→ PROBLEM TO WORK ON
Examine the material below and count the lines that hold the word "name". Report only the number.

start THE DATA

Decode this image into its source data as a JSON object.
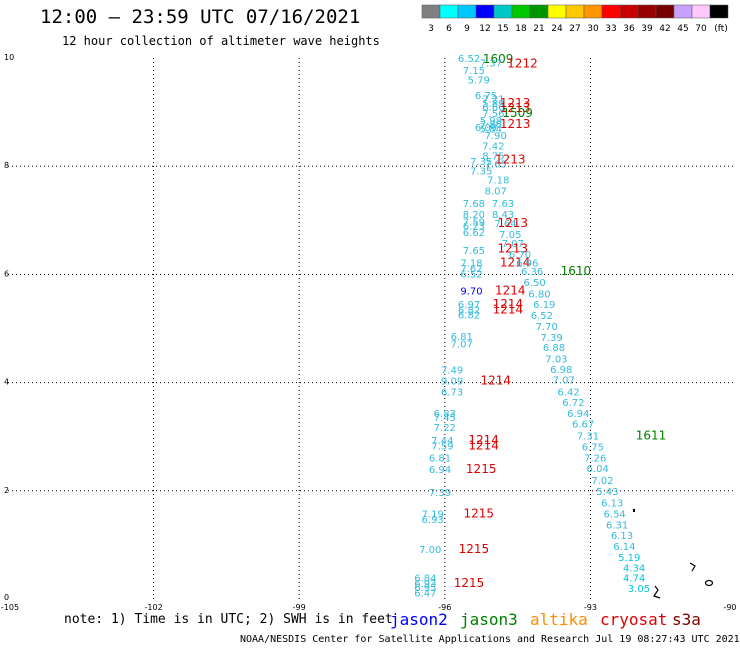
{
  "title": "12:00 – 23:59 UTC 07/16/2021",
  "subtitle": "12 hour collection of altimeter wave heights",
  "footer": "NOAA/NESDIS Center for Satellite Applications and Research   Jul 19 08:27:43 UTC 2021",
  "note": "note: 1) Time is in UTC; 2) SWH is in feet",
  "legend": {
    "labels": [
      "3",
      "6",
      "9",
      "12",
      "15",
      "18",
      "21",
      "24",
      "27",
      "30",
      "33",
      "36",
      "39",
      "42",
      "45",
      "70",
      "(ft)"
    ],
    "colors": [
      "#808080",
      "#00ffff",
      "#00c8ff",
      "#0000ff",
      "#00c8c8",
      "#00c800",
      "#009600",
      "#ffff00",
      "#ffc800",
      "#ff9600",
      "#ff0000",
      "#c80000",
      "#960000",
      "#780000",
      "#c8a0ff",
      "#ffc8ff",
      "#000000"
    ]
  },
  "satellites": [
    {
      "name": "jason2",
      "color": "#0000ff"
    },
    {
      "name": "jason3",
      "color": "#008000"
    },
    {
      "name": "altika",
      "color": "#ff8c00"
    },
    {
      "name": "cryosat",
      "color": "#e00000"
    },
    {
      "name": "s3a",
      "color": "#800000"
    }
  ],
  "axes": {
    "x_ticks": [
      "-105",
      "-102",
      "-99",
      "-96",
      "-93",
      "-90"
    ],
    "y_ticks": [
      "0",
      "2",
      "4",
      "6",
      "8",
      "10"
    ]
  },
  "chart_data": {
    "type": "scatter",
    "x_range": [
      -105,
      -90
    ],
    "y_range": [
      0,
      10
    ],
    "points": [
      {
        "x": -95.5,
        "y": 10.0,
        "t": "6.52",
        "c": "#33bbdd"
      },
      {
        "x": -94.9,
        "y": 9.98,
        "t": "1609",
        "c": "#008000"
      },
      {
        "x": -95.05,
        "y": 9.92,
        "t": "7.37",
        "c": "#33bbdd"
      },
      {
        "x": -94.4,
        "y": 9.9,
        "t": "1212",
        "c": "#e00000"
      },
      {
        "x": -95.4,
        "y": 9.78,
        "t": "7.15",
        "c": "#33bbdd"
      },
      {
        "x": -95.3,
        "y": 9.6,
        "t": "5.79",
        "c": "#33bbdd"
      },
      {
        "x": -95.15,
        "y": 9.32,
        "t": "6.75",
        "c": "#33bbdd"
      },
      {
        "x": -95.0,
        "y": 9.25,
        "t": "7.21",
        "c": "#33bbdd"
      },
      {
        "x": -95.0,
        "y": 9.17,
        "t": "5.89",
        "c": "#33bbdd"
      },
      {
        "x": -95.0,
        "y": 9.1,
        "t": "6.66",
        "c": "#33bbdd"
      },
      {
        "x": -94.55,
        "y": 9.17,
        "t": "1213",
        "c": "#e00000"
      },
      {
        "x": -94.55,
        "y": 9.08,
        "t": "1213",
        "c": "#e00000"
      },
      {
        "x": -94.5,
        "y": 8.98,
        "t": "1509",
        "c": "#008000"
      },
      {
        "x": -95.0,
        "y": 8.98,
        "t": "7.56",
        "c": "#33bbdd"
      },
      {
        "x": -95.05,
        "y": 8.85,
        "t": "5.98",
        "c": "#33bbdd"
      },
      {
        "x": -95.05,
        "y": 8.78,
        "t": "7.86",
        "c": "#33bbdd"
      },
      {
        "x": -95.15,
        "y": 8.72,
        "t": "6.09",
        "c": "#33bbdd"
      },
      {
        "x": -95.05,
        "y": 8.7,
        "t": "5.84",
        "c": "#33bbdd"
      },
      {
        "x": -94.55,
        "y": 8.78,
        "t": "1213",
        "c": "#e00000"
      },
      {
        "x": -94.95,
        "y": 8.58,
        "t": "7.90",
        "c": "#33bbdd"
      },
      {
        "x": -95.0,
        "y": 8.38,
        "t": "7.42",
        "c": "#33bbdd"
      },
      {
        "x": -95.0,
        "y": 8.2,
        "t": "8.75",
        "c": "#33bbdd"
      },
      {
        "x": -95.25,
        "y": 8.1,
        "t": "7.35",
        "c": "#33bbdd"
      },
      {
        "x": -94.95,
        "y": 8.05,
        "t": "7.65",
        "c": "#33bbdd"
      },
      {
        "x": -95.25,
        "y": 7.92,
        "t": "7.35",
        "c": "#33bbdd"
      },
      {
        "x": -94.65,
        "y": 8.12,
        "t": "1213",
        "c": "#e00000"
      },
      {
        "x": -94.9,
        "y": 7.75,
        "t": "7.18",
        "c": "#33bbdd"
      },
      {
        "x": -94.95,
        "y": 7.55,
        "t": "8.07",
        "c": "#33bbdd"
      },
      {
        "x": -95.4,
        "y": 7.32,
        "t": "7.68",
        "c": "#33bbdd"
      },
      {
        "x": -94.8,
        "y": 7.32,
        "t": "7.63",
        "c": "#33bbdd"
      },
      {
        "x": -95.4,
        "y": 7.12,
        "t": "8.20",
        "c": "#33bbdd"
      },
      {
        "x": -94.8,
        "y": 7.12,
        "t": "8.43",
        "c": "#33bbdd"
      },
      {
        "x": -95.4,
        "y": 6.98,
        "t": "7.59",
        "c": "#33bbdd"
      },
      {
        "x": -95.4,
        "y": 6.9,
        "t": "6.23",
        "c": "#33bbdd"
      },
      {
        "x": -94.75,
        "y": 6.95,
        "t": "7.64",
        "c": "#33bbdd"
      },
      {
        "x": -95.4,
        "y": 6.78,
        "t": "6.62",
        "c": "#33bbdd"
      },
      {
        "x": -94.6,
        "y": 6.95,
        "t": "1213",
        "c": "#e00000"
      },
      {
        "x": -94.65,
        "y": 6.75,
        "t": "7.05",
        "c": "#33bbdd"
      },
      {
        "x": -94.6,
        "y": 6.58,
        "t": "7.07",
        "c": "#33bbdd"
      },
      {
        "x": -95.4,
        "y": 6.45,
        "t": "7.65",
        "c": "#33bbdd"
      },
      {
        "x": -94.6,
        "y": 6.48,
        "t": "1213",
        "c": "#e00000"
      },
      {
        "x": -94.45,
        "y": 6.38,
        "t": "6.70",
        "c": "#33bbdd"
      },
      {
        "x": -95.45,
        "y": 6.22,
        "t": "7.18",
        "c": "#33bbdd"
      },
      {
        "x": -94.55,
        "y": 6.22,
        "t": "1214",
        "c": "#e00000"
      },
      {
        "x": -94.3,
        "y": 6.22,
        "t": "6.96",
        "c": "#33bbdd"
      },
      {
        "x": -95.45,
        "y": 6.12,
        "t": "7.62",
        "c": "#33bbdd"
      },
      {
        "x": -95.45,
        "y": 6.02,
        "t": "6.52",
        "c": "#33bbdd"
      },
      {
        "x": -94.2,
        "y": 6.06,
        "t": "6.36",
        "c": "#33bbdd"
      },
      {
        "x": -93.3,
        "y": 6.06,
        "t": "1610",
        "c": "#008000"
      },
      {
        "x": -94.15,
        "y": 5.86,
        "t": "6.50",
        "c": "#33bbdd"
      },
      {
        "x": -95.45,
        "y": 5.7,
        "t": "9.70",
        "c": "#0000ff"
      },
      {
        "x": -94.65,
        "y": 5.7,
        "t": "1214",
        "c": "#e00000"
      },
      {
        "x": -94.05,
        "y": 5.65,
        "t": "6.80",
        "c": "#33bbdd"
      },
      {
        "x": -95.5,
        "y": 5.45,
        "t": "6.97",
        "c": "#33bbdd"
      },
      {
        "x": -94.7,
        "y": 5.45,
        "t": "1214",
        "c": "#e00000"
      },
      {
        "x": -94.7,
        "y": 5.35,
        "t": "1214",
        "c": "#e00000"
      },
      {
        "x": -95.5,
        "y": 5.35,
        "t": "6.82",
        "c": "#33bbdd"
      },
      {
        "x": -95.5,
        "y": 5.26,
        "t": "6.82",
        "c": "#33bbdd"
      },
      {
        "x": -93.95,
        "y": 5.45,
        "t": "6.19",
        "c": "#33bbdd"
      },
      {
        "x": -94.0,
        "y": 5.25,
        "t": "6.52",
        "c": "#33bbdd"
      },
      {
        "x": -93.9,
        "y": 5.05,
        "t": "7.70",
        "c": "#33bbdd"
      },
      {
        "x": -95.65,
        "y": 4.86,
        "t": "6.81",
        "c": "#33bbdd"
      },
      {
        "x": -93.8,
        "y": 4.84,
        "t": "7.39",
        "c": "#33bbdd"
      },
      {
        "x": -95.65,
        "y": 4.72,
        "t": "7.07",
        "c": "#33bbdd"
      },
      {
        "x": -93.75,
        "y": 4.66,
        "t": "6.88",
        "c": "#33bbdd"
      },
      {
        "x": -93.7,
        "y": 4.45,
        "t": "7.03",
        "c": "#33bbdd"
      },
      {
        "x": -95.85,
        "y": 4.24,
        "t": "7.49",
        "c": "#33bbdd"
      },
      {
        "x": -93.6,
        "y": 4.25,
        "t": "6.98",
        "c": "#33bbdd"
      },
      {
        "x": -95.85,
        "y": 4.04,
        "t": "9.09",
        "c": "#33bbdd"
      },
      {
        "x": -94.95,
        "y": 4.04,
        "t": "1214",
        "c": "#e00000"
      },
      {
        "x": -93.55,
        "y": 4.06,
        "t": "7.07",
        "c": "#33bbdd"
      },
      {
        "x": -95.85,
        "y": 3.84,
        "t": "6.73",
        "c": "#33bbdd"
      },
      {
        "x": -93.45,
        "y": 3.84,
        "t": "6.42",
        "c": "#33bbdd"
      },
      {
        "x": -93.35,
        "y": 3.64,
        "t": "6.72",
        "c": "#33bbdd"
      },
      {
        "x": -93.25,
        "y": 3.44,
        "t": "6.94",
        "c": "#33bbdd"
      },
      {
        "x": -96.0,
        "y": 3.44,
        "t": "6.83",
        "c": "#33bbdd"
      },
      {
        "x": -96.0,
        "y": 3.36,
        "t": "7.45",
        "c": "#33bbdd"
      },
      {
        "x": -96.0,
        "y": 3.18,
        "t": "7.22",
        "c": "#33bbdd"
      },
      {
        "x": -93.15,
        "y": 3.24,
        "t": "6.67",
        "c": "#33bbdd"
      },
      {
        "x": -96.05,
        "y": 2.94,
        "t": "7.44",
        "c": "#33bbdd"
      },
      {
        "x": -96.05,
        "y": 2.84,
        "t": "7.59",
        "c": "#33bbdd"
      },
      {
        "x": -95.2,
        "y": 2.94,
        "t": "1214",
        "c": "#e00000"
      },
      {
        "x": -95.2,
        "y": 2.84,
        "t": "1214",
        "c": "#e00000"
      },
      {
        "x": -93.05,
        "y": 3.02,
        "t": "7.31",
        "c": "#33bbdd"
      },
      {
        "x": -91.75,
        "y": 3.02,
        "t": "1611",
        "c": "#008000"
      },
      {
        "x": -92.95,
        "y": 2.82,
        "t": "6.75",
        "c": "#33bbdd"
      },
      {
        "x": -96.1,
        "y": 2.62,
        "t": "6.81",
        "c": "#33bbdd"
      },
      {
        "x": -92.9,
        "y": 2.62,
        "t": "7.26",
        "c": "#33bbdd"
      },
      {
        "x": -96.1,
        "y": 2.4,
        "t": "6.94",
        "c": "#33bbdd"
      },
      {
        "x": -95.25,
        "y": 2.4,
        "t": "1215",
        "c": "#e00000"
      },
      {
        "x": -92.85,
        "y": 2.42,
        "t": "6.04",
        "c": "#33bbdd"
      },
      {
        "x": -92.75,
        "y": 2.2,
        "t": "7.02",
        "c": "#33bbdd"
      },
      {
        "x": -96.1,
        "y": 1.98,
        "t": "7.39",
        "c": "#33bbdd"
      },
      {
        "x": -92.65,
        "y": 2.0,
        "t": "5.43",
        "c": "#33bbdd"
      },
      {
        "x": -92.55,
        "y": 1.78,
        "t": "6.13",
        "c": "#33bbdd"
      },
      {
        "x": -96.25,
        "y": 1.58,
        "t": "7.19",
        "c": "#33bbdd"
      },
      {
        "x": -95.3,
        "y": 1.58,
        "t": "1215",
        "c": "#e00000"
      },
      {
        "x": -92.5,
        "y": 1.58,
        "t": "6.54",
        "c": "#33bbdd"
      },
      {
        "x": -96.25,
        "y": 1.48,
        "t": "6.93",
        "c": "#33bbdd"
      },
      {
        "x": -92.45,
        "y": 1.38,
        "t": "6.31",
        "c": "#33bbdd"
      },
      {
        "x": -92.35,
        "y": 1.18,
        "t": "6.13",
        "c": "#33bbdd"
      },
      {
        "x": -96.3,
        "y": 0.92,
        "t": "7.00",
        "c": "#33bbdd"
      },
      {
        "x": -95.4,
        "y": 0.92,
        "t": "1215",
        "c": "#e00000"
      },
      {
        "x": -92.3,
        "y": 0.98,
        "t": "6.14",
        "c": "#33bbdd"
      },
      {
        "x": -92.2,
        "y": 0.78,
        "t": "5.19",
        "c": "#00c8e0"
      },
      {
        "x": -92.1,
        "y": 0.58,
        "t": "4.34",
        "c": "#00c8e0"
      },
      {
        "x": -96.4,
        "y": 0.4,
        "t": "6.84",
        "c": "#33bbdd"
      },
      {
        "x": -92.1,
        "y": 0.4,
        "t": "4.74",
        "c": "#00c8e0"
      },
      {
        "x": -96.4,
        "y": 0.3,
        "t": "6.93",
        "c": "#33bbdd"
      },
      {
        "x": -96.4,
        "y": 0.22,
        "t": "6.95",
        "c": "#33bbdd"
      },
      {
        "x": -95.5,
        "y": 0.3,
        "t": "1215",
        "c": "#e00000"
      },
      {
        "x": -92.0,
        "y": 0.2,
        "t": "3.05",
        "c": "#00c8e0"
      },
      {
        "x": -96.4,
        "y": 0.12,
        "t": "6.47",
        "c": "#33bbdd"
      }
    ]
  }
}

end THE DATA

→ RESPONSE TO THIS TASK
5